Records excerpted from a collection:
----------

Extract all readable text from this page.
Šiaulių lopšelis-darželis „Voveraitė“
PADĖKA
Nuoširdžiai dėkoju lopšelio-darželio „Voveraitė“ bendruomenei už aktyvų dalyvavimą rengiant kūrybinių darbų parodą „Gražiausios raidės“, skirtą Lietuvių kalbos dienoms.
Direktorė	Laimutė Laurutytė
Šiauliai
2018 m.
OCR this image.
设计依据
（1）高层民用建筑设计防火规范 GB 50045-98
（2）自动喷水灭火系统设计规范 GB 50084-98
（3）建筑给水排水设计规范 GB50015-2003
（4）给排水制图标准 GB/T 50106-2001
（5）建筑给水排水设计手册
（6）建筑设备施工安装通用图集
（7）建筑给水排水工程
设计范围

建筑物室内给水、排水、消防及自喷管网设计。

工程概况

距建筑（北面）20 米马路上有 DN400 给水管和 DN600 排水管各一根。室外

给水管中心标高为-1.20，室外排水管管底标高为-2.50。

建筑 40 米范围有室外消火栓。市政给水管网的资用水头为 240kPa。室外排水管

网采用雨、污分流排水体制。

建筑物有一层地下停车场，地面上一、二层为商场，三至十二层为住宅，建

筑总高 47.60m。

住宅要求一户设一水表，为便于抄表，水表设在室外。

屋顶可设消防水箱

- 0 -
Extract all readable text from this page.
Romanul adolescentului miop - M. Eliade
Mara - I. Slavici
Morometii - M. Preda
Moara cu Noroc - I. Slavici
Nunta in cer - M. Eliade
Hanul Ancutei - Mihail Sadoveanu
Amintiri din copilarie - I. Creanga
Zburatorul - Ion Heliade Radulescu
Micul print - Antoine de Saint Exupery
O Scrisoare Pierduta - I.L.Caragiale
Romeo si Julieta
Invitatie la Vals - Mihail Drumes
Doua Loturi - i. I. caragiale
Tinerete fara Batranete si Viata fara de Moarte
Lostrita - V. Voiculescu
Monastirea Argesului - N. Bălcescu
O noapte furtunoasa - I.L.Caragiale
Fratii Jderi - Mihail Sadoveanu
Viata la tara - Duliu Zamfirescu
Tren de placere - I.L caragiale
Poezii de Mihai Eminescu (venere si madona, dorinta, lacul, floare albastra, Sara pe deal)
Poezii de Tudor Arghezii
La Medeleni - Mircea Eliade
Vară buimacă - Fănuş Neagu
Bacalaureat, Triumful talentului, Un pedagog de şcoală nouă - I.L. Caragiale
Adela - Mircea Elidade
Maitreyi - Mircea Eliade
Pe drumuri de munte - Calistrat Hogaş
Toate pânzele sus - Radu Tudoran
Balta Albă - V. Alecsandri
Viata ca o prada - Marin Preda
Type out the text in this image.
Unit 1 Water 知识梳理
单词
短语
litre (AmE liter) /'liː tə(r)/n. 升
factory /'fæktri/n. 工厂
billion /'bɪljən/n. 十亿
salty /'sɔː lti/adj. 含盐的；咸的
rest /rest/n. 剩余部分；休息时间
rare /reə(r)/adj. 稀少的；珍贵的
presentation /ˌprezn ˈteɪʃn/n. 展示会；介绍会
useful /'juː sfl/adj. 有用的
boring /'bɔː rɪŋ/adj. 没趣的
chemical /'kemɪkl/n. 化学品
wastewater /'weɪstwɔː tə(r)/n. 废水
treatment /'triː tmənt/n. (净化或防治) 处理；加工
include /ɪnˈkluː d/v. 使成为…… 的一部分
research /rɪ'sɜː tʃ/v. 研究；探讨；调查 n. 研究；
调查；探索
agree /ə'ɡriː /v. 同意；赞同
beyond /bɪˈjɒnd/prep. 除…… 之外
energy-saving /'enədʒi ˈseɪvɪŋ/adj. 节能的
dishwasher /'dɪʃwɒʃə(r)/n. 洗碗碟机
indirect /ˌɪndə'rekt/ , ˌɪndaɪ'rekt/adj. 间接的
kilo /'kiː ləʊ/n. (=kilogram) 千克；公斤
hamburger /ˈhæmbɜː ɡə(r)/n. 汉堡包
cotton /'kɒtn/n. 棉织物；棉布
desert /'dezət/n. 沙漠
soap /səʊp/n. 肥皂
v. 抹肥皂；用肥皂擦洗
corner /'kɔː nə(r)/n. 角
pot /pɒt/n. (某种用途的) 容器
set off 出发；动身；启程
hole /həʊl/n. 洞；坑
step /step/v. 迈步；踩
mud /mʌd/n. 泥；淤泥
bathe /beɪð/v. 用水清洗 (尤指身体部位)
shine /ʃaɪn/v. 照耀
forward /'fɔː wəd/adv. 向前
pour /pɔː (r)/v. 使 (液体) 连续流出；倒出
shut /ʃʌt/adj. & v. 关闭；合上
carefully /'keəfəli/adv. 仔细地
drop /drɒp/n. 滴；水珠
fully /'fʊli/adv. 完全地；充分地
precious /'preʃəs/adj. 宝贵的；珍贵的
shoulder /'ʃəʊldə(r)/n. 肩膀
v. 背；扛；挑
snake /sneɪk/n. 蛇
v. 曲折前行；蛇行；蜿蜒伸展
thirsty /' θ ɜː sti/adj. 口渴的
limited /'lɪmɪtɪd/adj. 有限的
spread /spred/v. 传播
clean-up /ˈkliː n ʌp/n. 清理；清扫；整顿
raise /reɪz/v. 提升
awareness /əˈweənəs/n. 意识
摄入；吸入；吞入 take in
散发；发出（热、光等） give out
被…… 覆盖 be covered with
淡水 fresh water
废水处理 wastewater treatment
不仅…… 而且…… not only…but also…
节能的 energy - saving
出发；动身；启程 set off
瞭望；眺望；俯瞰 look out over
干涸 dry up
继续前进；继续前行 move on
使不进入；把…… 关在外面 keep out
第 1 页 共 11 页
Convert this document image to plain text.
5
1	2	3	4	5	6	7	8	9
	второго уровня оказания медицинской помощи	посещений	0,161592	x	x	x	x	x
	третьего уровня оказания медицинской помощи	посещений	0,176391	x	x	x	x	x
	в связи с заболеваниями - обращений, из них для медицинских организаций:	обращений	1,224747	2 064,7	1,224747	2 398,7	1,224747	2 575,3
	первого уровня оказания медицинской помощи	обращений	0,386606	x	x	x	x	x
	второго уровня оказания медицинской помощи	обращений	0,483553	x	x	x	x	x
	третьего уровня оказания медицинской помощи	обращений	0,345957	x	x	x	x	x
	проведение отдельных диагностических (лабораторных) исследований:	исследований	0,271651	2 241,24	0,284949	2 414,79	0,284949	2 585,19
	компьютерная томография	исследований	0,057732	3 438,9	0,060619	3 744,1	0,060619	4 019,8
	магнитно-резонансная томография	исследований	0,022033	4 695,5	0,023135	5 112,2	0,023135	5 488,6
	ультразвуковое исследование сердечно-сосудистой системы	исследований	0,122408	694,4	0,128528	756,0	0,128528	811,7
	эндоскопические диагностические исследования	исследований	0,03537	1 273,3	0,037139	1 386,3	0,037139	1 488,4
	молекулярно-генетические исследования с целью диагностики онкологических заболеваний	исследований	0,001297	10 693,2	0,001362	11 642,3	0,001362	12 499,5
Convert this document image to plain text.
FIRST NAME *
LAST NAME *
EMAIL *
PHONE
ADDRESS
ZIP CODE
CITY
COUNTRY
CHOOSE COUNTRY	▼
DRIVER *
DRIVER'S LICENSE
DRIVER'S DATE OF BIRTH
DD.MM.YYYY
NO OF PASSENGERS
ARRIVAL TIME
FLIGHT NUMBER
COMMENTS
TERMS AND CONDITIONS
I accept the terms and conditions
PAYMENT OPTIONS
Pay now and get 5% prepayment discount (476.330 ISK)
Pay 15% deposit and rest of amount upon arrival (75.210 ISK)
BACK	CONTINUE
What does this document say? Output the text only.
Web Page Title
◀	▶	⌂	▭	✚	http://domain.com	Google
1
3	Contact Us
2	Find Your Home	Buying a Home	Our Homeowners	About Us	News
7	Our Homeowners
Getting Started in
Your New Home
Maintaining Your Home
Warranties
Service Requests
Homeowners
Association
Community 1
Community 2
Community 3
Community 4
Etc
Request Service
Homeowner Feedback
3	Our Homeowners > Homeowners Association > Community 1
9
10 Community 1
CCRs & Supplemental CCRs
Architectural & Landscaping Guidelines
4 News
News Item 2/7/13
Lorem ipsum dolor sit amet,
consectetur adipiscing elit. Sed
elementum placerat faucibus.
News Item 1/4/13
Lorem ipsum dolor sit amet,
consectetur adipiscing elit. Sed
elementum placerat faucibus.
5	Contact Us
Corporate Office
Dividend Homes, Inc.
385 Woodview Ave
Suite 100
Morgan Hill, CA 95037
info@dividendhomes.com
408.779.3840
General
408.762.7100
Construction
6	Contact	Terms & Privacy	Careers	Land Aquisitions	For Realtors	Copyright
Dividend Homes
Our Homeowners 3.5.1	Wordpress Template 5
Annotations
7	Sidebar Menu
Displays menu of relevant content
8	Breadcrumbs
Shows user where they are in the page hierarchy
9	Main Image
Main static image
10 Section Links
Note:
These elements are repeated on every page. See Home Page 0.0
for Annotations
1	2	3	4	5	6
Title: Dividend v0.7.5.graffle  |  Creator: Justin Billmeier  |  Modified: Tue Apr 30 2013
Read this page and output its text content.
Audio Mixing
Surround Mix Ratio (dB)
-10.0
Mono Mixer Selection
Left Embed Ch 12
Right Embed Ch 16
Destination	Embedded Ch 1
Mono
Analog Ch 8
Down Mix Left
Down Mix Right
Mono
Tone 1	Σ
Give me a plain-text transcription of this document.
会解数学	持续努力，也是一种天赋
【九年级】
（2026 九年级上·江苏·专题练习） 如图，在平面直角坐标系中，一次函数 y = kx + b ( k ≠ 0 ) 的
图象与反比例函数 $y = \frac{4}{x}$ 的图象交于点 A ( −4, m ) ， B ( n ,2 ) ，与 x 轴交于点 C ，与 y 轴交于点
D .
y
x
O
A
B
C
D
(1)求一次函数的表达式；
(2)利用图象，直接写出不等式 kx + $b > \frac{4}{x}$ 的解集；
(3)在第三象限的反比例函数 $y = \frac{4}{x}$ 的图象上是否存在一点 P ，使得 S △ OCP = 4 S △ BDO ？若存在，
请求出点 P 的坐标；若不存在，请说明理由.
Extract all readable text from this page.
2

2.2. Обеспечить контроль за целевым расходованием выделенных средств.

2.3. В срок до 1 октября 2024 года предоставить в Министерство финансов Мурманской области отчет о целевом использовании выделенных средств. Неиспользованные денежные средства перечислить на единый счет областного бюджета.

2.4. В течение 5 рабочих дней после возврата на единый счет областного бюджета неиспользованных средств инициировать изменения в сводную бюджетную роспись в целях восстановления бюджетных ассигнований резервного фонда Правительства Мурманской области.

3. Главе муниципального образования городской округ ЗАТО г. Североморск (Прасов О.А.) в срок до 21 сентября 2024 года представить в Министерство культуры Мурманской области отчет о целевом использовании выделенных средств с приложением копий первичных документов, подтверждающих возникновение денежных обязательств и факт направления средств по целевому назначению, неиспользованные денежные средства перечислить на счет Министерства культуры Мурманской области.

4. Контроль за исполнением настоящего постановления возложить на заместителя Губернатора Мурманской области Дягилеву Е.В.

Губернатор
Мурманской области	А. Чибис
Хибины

----------

REQUIRED TASK: Copy each line of the listing that holds the word "Homeowners".

FINAL RESULT:
2	Find Your Home	Buying a Home	Our Homeowners	About Us	News
7	Our Homeowners
Homeowners
3	Our Homeowners > Homeowners Association > Community 1
Our Homeowners 3.5.1	Wordpress Template 5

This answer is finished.